(Collected data)
········

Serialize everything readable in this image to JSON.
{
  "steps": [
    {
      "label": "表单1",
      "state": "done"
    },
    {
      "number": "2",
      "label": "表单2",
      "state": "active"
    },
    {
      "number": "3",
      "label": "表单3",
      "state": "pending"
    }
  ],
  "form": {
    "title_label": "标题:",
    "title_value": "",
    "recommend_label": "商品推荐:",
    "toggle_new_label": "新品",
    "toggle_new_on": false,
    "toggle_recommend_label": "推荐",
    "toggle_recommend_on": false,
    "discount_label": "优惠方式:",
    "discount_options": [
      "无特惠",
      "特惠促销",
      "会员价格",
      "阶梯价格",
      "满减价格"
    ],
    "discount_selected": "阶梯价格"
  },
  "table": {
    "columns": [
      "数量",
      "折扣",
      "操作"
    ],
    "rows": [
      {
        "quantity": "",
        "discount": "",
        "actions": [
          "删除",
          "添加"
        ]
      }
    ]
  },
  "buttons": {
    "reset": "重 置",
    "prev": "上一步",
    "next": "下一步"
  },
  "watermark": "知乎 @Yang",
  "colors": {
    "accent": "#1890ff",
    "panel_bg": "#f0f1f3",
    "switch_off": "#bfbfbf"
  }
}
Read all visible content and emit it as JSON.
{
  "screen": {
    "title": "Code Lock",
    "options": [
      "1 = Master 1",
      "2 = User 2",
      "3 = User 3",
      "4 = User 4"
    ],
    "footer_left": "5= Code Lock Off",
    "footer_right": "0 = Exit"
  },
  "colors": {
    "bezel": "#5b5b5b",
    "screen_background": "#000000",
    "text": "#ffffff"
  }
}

········

_DIRECTIVE_:
Repeat all of the records above exactly as they appear.

_EXERCISE ANSWER_:
Serialize everything readable in this image to JSON.
{
  "steps": [
    {
      "label": "表单1",
      "state": "done"
    },
    {
      "number": "2",
      "label": "表单2",
      "state": "active"
    },
    {
      "number": "3",
      "label": "表单3",
      "state": "pending"
    }
  ],
  "form": {
    "title_label": "标题:",
    "title_value": "",
    "recommend_label": "商品推荐:",
    "toggle_new_label": "新品",
    "toggle_new_on": false,
    "toggle_recommend_label": "推荐",
    "toggle_recommend_on": false,
    "discount_label": "优惠方式:",
    "discount_options": [
      "无特惠",
      "特惠促销",
      "会员价格",
      "阶梯价格",
      "满减价格"
    ],
    "discount_selected": "阶梯价格"
  },
  "table": {
    "columns": [
      "数量",
      "折扣",
      "操作"
    ],
    "rows": [
      {
        "quantity": "",
        "discount": "",
        "actions": [
          "删除",
          "添加"
        ]
      }
    ]
  },
  "buttons": {
    "reset": "重 置",
    "prev": "上一步",
    "next": "下一步"
  },
  "watermark": "知乎 @Yang",
  "colors": {
    "accent": "#1890ff",
    "panel_bg": "#f0f1f3",
    "switch_off": "#bfbfbf"
  }
}
Read all visible content and emit it as JSON.
{
  "screen": {
    "title": "Code Lock",
    "options": [
      "1 = Master 1",
      "2 = User 2",
      "3 = User 3",
      "4 = User 4"
    ],
    "footer_left": "5= Code Lock Off",
    "footer_right": "0 = Exit"
  },
  "colors": {
    "bezel": "#5b5b5b",
    "screen_background": "#000000",
    "text": "#ffffff"
  }
}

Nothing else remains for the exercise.